§ Excerpt provided
CONCURRENCY: Single-process only. The underlying .usearch files have no file locking or multi-process coordination. Running multiple processes against the same index may corrupt data. Use a single process with async/await for concurrent connections.

UPSERT: Batch upsert requires uniform-length vectors. For variable-length batch upsert, call upsert() individually for each vector: for k, v in zip(keys, vecs): idx.upsert(k, v)

Create a new NPHD index.

dirty property

dirty

Number of unsaved key mutations since last save/load/view/reset.

Counts individual keys added or removed. Useful for implementing caller-driven flush policies (e.g. "save every N writes").

Returns:

Type Description

Count of key mutations since last persistence operation.

add

add(keys, vectors, **kwargs)

Add variable-length binary vectors to the index.

Parameters:

Name Type Description Default
keys

Integer key(s) or None for auto-generation

required
vectors

Single vector, 2D array of uniform vectors, or list of variable-length vectors

required
kwargs

Additional arguments passed to parent Index.add()

{}

Returns:

Type Description

Array of keys for added vectors

remove

remove(keys, **kwargs)

Remove vectors by key(s).

Only counts keys that actually exist toward the dirty counter.

Parameters:

Name Type Description Default
keys

Integer key(s) to remove

required
kwargs

Additional arguments passed to parent Index.remove()

{}

get

get(keys, dtype=None)

Retrieve unpadded variable-length vectors by key(s).

Parameters:

Name Type Description Default
keys

Integer key(s) to lookup

required
dtype

Optional data type (defaults to index dtype)

None

Returns:

Type Description

Unpadded vector(s) or None for missing keys

search

search(
    vectors,
    count=10,
    radius=math.inf,
    *,
    threads=0,
    exact=False,
    log=False,
    progress=None,
)

Search for nearest neighbors of query vector(s).

Parameters:

Name Type Description Default
vectors

Single vector or batch of variable-length vectors to query

required
count

Maximum number of nearest neighbors to return per query

10
radius

Maximum distance for results

inf
threads

Number of threads (0 = auto)

0
exact

Perform exact search

False
log

Enable progress logging

False
progress

Optional progress callback

None

Returns:

Type Description

Matches for single query or BatchMatches for batch queries

Raises:

Type Description
ValueError

If count < 1

save

save(*args, **kwargs)

Save index to file or buffer and reset dirty counter.

§ Required work
[1] Substitute "changes" for "mutations" in the part of the NPHD index documentation that opens with the words containing "dirty property" and closes with "last persistence operation.", and give that part with the change made.
[2] Continue the NPHD index documentation from its last sentence.
The records are separate material and have no connection to the NPHD index documentation.

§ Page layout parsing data
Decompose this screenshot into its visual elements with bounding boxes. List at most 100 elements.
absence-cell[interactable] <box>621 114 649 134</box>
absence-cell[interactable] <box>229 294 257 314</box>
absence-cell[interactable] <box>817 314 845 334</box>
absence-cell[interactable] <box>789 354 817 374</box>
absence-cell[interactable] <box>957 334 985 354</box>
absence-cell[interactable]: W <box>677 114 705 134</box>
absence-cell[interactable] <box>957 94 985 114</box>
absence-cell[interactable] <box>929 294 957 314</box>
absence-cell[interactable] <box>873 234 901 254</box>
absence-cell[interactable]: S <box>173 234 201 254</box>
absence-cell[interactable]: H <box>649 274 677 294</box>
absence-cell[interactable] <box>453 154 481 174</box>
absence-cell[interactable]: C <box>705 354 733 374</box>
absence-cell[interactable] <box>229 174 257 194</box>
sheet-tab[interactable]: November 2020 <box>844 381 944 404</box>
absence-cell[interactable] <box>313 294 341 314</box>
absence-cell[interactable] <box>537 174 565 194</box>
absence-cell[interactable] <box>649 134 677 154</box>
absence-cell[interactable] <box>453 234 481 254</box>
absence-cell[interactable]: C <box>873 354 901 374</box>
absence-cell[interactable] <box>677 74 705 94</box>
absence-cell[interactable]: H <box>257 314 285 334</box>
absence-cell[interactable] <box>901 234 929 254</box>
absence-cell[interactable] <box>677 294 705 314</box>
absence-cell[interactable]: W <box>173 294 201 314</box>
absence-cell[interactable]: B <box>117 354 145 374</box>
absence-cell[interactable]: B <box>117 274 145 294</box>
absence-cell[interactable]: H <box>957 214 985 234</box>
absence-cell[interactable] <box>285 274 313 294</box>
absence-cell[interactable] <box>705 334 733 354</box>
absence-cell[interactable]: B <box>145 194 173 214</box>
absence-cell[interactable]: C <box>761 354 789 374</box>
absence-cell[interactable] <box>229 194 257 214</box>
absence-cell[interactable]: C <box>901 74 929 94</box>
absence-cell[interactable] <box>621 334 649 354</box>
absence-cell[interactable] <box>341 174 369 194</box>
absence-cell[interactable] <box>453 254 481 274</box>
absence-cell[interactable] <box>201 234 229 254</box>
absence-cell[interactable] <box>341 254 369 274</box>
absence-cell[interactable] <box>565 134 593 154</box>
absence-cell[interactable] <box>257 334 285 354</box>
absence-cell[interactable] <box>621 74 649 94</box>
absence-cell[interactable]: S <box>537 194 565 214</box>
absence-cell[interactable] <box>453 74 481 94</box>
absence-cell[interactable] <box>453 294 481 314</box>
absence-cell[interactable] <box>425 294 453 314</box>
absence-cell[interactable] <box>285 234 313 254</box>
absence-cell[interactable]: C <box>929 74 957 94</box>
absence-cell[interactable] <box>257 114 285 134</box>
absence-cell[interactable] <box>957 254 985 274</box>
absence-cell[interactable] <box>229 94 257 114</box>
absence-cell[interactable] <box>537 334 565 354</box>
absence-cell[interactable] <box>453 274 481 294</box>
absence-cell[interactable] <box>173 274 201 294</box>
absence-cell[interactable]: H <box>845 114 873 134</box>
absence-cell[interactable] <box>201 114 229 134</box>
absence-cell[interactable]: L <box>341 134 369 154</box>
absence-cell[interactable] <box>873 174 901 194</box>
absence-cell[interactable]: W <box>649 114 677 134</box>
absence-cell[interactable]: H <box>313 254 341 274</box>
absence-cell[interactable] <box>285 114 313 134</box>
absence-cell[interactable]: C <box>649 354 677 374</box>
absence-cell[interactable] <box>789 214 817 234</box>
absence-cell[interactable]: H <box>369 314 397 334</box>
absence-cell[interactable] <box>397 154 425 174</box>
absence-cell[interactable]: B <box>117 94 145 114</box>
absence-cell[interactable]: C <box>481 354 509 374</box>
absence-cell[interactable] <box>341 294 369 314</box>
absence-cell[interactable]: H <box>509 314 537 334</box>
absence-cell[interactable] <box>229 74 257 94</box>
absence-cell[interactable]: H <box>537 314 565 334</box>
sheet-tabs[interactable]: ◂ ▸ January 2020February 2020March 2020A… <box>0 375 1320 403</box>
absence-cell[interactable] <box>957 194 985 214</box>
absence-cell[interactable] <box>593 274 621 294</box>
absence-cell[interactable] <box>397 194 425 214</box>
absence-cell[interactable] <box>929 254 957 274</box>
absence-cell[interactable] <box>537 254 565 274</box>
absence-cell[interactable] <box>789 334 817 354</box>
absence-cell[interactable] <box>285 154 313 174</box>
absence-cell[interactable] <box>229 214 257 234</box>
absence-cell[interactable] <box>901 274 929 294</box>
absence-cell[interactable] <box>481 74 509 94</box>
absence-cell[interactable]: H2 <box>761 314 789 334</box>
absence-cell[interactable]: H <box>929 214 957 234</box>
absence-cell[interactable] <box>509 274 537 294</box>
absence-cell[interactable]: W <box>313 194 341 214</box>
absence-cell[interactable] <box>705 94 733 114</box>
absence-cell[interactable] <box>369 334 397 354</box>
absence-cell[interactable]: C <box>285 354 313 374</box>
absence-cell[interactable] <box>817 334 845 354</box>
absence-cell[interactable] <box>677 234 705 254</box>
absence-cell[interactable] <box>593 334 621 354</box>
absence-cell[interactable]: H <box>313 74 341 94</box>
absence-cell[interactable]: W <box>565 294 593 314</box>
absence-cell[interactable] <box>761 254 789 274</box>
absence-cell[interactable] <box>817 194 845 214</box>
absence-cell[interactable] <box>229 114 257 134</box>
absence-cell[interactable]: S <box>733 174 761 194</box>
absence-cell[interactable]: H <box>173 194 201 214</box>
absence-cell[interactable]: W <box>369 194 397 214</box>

§ Answers for this exercise
[1]
dirty property

dirty

Number of unsaved key changes since last save/load/view/reset.

Counts individual keys added or removed. Useful for implementing caller-driven flush policies (e.g. "save every N writes").

Returns:

Type Description

Count of key changes since last persistence operation.

[2]
Accepts the same arguments as usearch Index.save().

Returns:

Type Description

Serialized buffer when saving to memory, None when saving to file.

load

load(path_or_buffer=None, progress=None)

Load index from file or buffer and restore max_dim from saved ndim.

Parameters:

Name Type Description Default
path_or_buffer

Path or buffer to load from (defaults to self.path)

None
progress

Optional progress callback

None

view

view(path_or_buffer=None, progress=None)

Memory-map index from file or buffer and restore max_dim from saved ndim.

Parameters:

Name Type Description Default
path_or_buffer

Path or buffer to view from (defaults to self.path)

None
progress

Optional progress callback

None

reset

reset()

Reset the index to empty state and clear dirty counter.

copy

copy()

Create a copy of this index.

Returns:

Type Description

New NphdIndex with same configuration and data

restore staticmethod

restore(path_or_buffer, view=False, **kwargs)

Restore a NphdIndex from a saved file or buffer.

Parameters:

Name Type Description Default
path_or_buffer

Path or buffer to restore from

required
view

If True, memory-map the index instead of loading

False
kwargs

Additional arguments passed to NphdIndex constructor

{}

Returns:

Type Description

Restored NphdIndex or None if file is invalid

ShardedNphdIndex

Multi-shard index combining automatic sharding with NPHD support for variable-length vectors.

ShardedNphdIndex

ShardedNphdIndex(
    *,
    max_dim: int | None = None,
    path: str | PathLike,
    shard_size: int = DEFAULT_SHARD_SIZE,
    connectivity: int | None = None,
    expansion_add: int | None = None,
    expansion_search: int | None = None,
    **kwargs: Any,
)

Bases: ShardedIndex

Sharded index for variable-length binary bit-vectors with NPHD metric.

Combines ShardedIndex's automatic sharding with NphdIndex's support for variable-length vectors and Normalized Prefix Hamming Distance metric.

CONCURRENCY: Single-process only. No file locking. Use async/await within a single process for concurrent access.

Initialize a sharded NPHD index.

Parameters:

Name Type Description Default
max_dim int | None

Maximum bits per vector (auto-detected from existing shards if omitted)

None
path str | PathLike

Directory path for shard storage (required)

required
shard_size int

Size limit in bytes before rotating shards (default 1GB)

DEFAULT_SHARD_SIZE
connectivity int | None

HNSW connectivity parameter (M)

None
expansion_add int | None

Search depth on insertions (efConstruction)

None
expansion_search int | None

Search depth on queries (ef)

None

max_dim property

max_dim: int

Maximum number of bits per vector.

max_bytes property

max_bytes: int

Maximum number of bytes per vector.

vectors property

vectors: ShardedNphdIndexedVectors

Lazy iterator over all unpadded vectors across all shards.

Returns a ShardedNphdIndexedVectors object that supports: - Iteration: for vec in idx.vectors - Length: len(idx.vectors) - Indexing: idx.vectors[0], idx.vectors[-1] - Slicing: idx.vectors[:10] - Numpy conversion: np.asarray(idx.vectors) (requires uniform vector lengths)

Vectors are returned unpadded (variable-length), consistent with the get() API. This is a live view - reflects current state at iteration time.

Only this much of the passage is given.